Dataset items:
+===+

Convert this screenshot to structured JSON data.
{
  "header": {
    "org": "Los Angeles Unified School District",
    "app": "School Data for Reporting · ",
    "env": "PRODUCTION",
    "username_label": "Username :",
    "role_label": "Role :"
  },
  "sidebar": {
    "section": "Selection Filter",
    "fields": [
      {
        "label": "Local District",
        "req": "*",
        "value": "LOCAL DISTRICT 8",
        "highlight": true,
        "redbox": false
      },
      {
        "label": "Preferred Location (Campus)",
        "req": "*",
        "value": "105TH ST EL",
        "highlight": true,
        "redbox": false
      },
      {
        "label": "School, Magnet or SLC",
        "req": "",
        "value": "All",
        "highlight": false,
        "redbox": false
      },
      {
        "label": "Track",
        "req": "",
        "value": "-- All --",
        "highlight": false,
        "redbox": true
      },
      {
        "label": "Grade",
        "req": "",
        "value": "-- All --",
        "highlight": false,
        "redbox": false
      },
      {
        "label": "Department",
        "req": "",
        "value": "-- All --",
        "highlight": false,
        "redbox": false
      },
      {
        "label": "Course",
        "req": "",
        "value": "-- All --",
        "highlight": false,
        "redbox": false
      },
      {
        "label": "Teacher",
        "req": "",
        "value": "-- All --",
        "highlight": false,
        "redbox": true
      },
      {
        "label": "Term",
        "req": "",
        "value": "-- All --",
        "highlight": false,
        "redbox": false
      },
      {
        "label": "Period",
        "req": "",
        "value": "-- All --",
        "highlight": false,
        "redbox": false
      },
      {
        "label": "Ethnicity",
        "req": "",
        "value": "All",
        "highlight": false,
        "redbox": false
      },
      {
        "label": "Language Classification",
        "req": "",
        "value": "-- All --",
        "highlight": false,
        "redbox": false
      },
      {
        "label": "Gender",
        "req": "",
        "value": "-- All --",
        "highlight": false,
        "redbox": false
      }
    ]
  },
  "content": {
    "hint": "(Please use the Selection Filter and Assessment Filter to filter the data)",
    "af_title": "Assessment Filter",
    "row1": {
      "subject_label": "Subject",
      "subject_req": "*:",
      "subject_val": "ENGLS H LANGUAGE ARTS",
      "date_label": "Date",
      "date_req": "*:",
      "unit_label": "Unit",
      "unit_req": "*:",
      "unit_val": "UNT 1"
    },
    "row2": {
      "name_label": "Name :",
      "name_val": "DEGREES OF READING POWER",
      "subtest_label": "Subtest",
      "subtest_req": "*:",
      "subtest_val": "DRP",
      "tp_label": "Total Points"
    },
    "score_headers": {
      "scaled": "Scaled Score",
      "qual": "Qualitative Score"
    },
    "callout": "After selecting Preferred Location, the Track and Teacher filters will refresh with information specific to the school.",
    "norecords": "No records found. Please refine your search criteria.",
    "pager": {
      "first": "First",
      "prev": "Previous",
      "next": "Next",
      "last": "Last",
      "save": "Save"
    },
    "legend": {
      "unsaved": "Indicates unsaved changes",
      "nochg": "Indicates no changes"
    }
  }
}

+===+

### WRITTEN INSTRUCTION
Write out the listing once more, matching it exactly.

### PROBLEM SOLUTION
Convert this screenshot to structured JSON data.
{
  "header": {
    "org": "Los Angeles Unified School District",
    "app": "School Data for Reporting · ",
    "env": "PRODUCTION",
    "username_label": "Username :",
    "role_label": "Role :"
  },
  "sidebar": {
    "section": "Selection Filter",
    "fields": [
      {
        "label": "Local District",
        "req": "*",
        "value": "LOCAL DISTRICT 8",
        "highlight": true,
        "redbox": false
      },
      {
        "label": "Preferred Location (Campus)",
        "req": "*",
        "value": "105TH ST EL",
        "highlight": true,
        "redbox": false
      },
      {
        "label": "School, Magnet or SLC",
        "req": "",
        "value": "All",
        "highlight": false,
        "redbox": false
      },
      {
        "label": "Track",
        "req": "",
        "value": "-- All --",
        "highlight": false,
        "redbox": true
      },
      {
        "label": "Grade",
        "req": "",
        "value": "-- All --",
        "highlight": false,
        "redbox": false
      },
      {
        "label": "Department",
        "req": "",
        "value": "-- All --",
        "highlight": false,
        "redbox": false
      },
      {
        "label": "Course",
        "req": "",
        "value": "-- All --",
        "highlight": false,
        "redbox": false
      },
      {
        "label": "Teacher",
        "req": "",
        "value": "-- All --",
        "highlight": false,
        "redbox": true
      },
      {
        "label": "Term",
        "req": "",
        "value": "-- All --",
        "highlight": false,
        "redbox": false
      },
      {
        "label": "Period",
        "req": "",
        "value": "-- All --",
        "highlight": false,
        "redbox": false
      },
      {
        "label": "Ethnicity",
        "req": "",
        "value": "All",
        "highlight": false,
        "redbox": false
      },
      {
        "label": "Language Classification",
        "req": "",
        "value": "-- All --",
        "highlight": false,
        "redbox": false
      },
      {
        "label": "Gender",
        "req": "",
        "value": "-- All --",
        "highlight": false,
        "redbox": false
      }
    ]
  },
  "content": {
    "hint": "(Please use the Selection Filter and Assessment Filter to filter the data)",
    "af_title": "Assessment Filter",
    "row1": {
      "subject_label": "Subject",
      "subject_req": "*:",
      "subject_val": "ENGLS H LANGUAGE ARTS",
      "date_label": "Date",
      "date_req": "*:",
      "unit_label": "Unit",
      "unit_req": "*:",
      "unit_val": "UNT 1"
    },
    "row2": {
      "name_label": "Name :",
      "name_val": "DEGREES OF READING POWER",
      "subtest_label": "Subtest",
      "subtest_req": "*:",
      "subtest_val": "DRP",
      "tp_label": "Total Points"
    },
    "score_headers": {
      "scaled": "Scaled Score",
      "qual": "Qualitative Score"
    },
    "callout": "After selecting Preferred Location, the Track and Teacher filters will refresh with information specific to the school.",
    "norecords": "No records found. Please refine your search criteria.",
    "pager": {
      "first": "First",
      "prev": "Previous",
      "next": "Next",
      "last": "Last",
      "save": "Save"
    },
    "legend": {
      "unsaved": "Indicates unsaved changes",
      "nochg": "Indicates no changes"
    }
  }
}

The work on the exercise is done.